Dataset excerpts
● ● ●

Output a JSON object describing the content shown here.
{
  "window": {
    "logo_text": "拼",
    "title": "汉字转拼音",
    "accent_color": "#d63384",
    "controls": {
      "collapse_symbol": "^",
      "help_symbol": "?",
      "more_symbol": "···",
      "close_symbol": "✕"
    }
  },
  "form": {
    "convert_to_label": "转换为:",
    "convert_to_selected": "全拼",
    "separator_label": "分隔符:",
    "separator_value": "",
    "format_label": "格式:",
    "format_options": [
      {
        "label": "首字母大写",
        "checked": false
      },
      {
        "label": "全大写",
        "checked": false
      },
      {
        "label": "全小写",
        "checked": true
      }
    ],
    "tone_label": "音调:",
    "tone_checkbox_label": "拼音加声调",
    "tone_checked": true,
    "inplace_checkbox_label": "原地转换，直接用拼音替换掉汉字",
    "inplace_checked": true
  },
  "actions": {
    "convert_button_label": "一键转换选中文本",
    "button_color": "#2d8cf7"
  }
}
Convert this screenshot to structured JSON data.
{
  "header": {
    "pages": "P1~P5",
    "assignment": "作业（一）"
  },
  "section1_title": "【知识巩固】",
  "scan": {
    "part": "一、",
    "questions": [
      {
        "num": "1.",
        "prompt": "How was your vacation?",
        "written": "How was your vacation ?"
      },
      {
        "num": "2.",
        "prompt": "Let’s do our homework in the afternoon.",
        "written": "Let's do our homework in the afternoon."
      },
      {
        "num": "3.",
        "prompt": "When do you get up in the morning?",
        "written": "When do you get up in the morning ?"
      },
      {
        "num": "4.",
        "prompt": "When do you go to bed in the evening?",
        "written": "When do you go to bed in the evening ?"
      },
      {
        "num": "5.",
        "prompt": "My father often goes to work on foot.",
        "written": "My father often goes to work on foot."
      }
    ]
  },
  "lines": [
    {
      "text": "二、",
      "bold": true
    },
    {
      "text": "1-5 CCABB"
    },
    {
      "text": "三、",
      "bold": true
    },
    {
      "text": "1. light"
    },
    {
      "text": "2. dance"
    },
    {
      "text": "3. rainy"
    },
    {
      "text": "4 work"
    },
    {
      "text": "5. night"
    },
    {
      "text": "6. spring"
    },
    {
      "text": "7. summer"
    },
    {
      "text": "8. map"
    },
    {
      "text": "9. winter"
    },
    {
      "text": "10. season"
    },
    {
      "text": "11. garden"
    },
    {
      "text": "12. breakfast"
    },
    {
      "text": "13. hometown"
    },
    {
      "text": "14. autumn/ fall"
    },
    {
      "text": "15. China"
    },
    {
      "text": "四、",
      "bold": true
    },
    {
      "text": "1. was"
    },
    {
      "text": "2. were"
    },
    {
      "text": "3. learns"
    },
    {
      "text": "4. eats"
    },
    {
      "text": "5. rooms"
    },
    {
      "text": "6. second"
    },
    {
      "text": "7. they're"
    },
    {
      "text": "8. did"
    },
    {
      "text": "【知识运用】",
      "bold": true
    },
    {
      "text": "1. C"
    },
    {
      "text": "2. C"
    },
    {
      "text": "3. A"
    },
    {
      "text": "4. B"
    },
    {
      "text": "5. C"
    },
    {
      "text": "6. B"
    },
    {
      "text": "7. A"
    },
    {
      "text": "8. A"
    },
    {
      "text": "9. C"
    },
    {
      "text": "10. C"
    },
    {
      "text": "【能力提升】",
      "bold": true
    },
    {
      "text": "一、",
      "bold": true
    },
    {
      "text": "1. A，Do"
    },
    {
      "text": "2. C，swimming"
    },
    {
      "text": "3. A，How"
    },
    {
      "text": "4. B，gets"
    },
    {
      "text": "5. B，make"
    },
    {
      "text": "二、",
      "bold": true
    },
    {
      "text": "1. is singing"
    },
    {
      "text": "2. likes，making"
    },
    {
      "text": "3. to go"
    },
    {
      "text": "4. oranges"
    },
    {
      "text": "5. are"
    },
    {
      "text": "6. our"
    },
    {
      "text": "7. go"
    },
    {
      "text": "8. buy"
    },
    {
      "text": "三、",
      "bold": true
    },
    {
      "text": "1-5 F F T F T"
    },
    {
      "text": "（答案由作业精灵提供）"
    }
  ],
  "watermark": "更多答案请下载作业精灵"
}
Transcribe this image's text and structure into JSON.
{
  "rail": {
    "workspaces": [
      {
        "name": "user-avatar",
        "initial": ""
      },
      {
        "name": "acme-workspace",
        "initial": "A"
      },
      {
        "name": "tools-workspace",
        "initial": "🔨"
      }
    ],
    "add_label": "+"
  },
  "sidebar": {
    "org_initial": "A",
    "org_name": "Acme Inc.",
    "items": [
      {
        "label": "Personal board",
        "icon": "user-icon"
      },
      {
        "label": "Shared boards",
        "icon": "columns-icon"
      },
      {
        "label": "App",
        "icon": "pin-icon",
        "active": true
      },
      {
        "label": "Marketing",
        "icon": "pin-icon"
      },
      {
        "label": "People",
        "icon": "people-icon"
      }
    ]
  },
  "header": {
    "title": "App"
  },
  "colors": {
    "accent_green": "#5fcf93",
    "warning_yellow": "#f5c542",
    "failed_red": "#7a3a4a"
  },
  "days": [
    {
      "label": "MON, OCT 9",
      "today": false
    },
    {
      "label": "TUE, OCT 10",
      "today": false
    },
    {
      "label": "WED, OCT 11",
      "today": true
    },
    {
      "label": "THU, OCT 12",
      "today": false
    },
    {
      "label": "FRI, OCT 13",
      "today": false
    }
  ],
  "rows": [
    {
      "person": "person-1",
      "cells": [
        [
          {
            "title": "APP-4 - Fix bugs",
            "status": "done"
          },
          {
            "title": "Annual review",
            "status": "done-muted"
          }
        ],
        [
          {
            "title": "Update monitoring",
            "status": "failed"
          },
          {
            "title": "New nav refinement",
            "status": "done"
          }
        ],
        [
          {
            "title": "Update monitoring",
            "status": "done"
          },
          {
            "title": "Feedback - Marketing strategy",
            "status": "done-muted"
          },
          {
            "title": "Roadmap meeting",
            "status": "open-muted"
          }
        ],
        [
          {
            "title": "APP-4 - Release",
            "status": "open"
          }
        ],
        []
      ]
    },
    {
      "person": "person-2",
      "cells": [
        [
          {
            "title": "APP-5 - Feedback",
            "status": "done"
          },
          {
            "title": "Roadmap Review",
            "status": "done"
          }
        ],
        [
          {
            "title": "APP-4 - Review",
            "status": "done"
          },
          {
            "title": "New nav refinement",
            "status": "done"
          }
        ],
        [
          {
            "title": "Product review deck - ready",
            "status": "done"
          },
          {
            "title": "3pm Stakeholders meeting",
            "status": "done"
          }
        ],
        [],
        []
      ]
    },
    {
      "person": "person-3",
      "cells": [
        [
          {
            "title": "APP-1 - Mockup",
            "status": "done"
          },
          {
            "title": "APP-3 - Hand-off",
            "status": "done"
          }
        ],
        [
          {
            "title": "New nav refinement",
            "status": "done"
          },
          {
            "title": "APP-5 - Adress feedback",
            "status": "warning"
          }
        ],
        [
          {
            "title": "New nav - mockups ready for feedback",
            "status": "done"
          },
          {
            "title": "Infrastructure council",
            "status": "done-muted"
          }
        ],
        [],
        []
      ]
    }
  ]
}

● ● ●

Each line that has the word "When" should be copied.

        "prompt": "When do you get up in the morning?",
        "written": "When do you get up in the morning ?"
        "prompt": "When do you go to bed in the evening?",
        "written": "When do you go to bed in the evening ?"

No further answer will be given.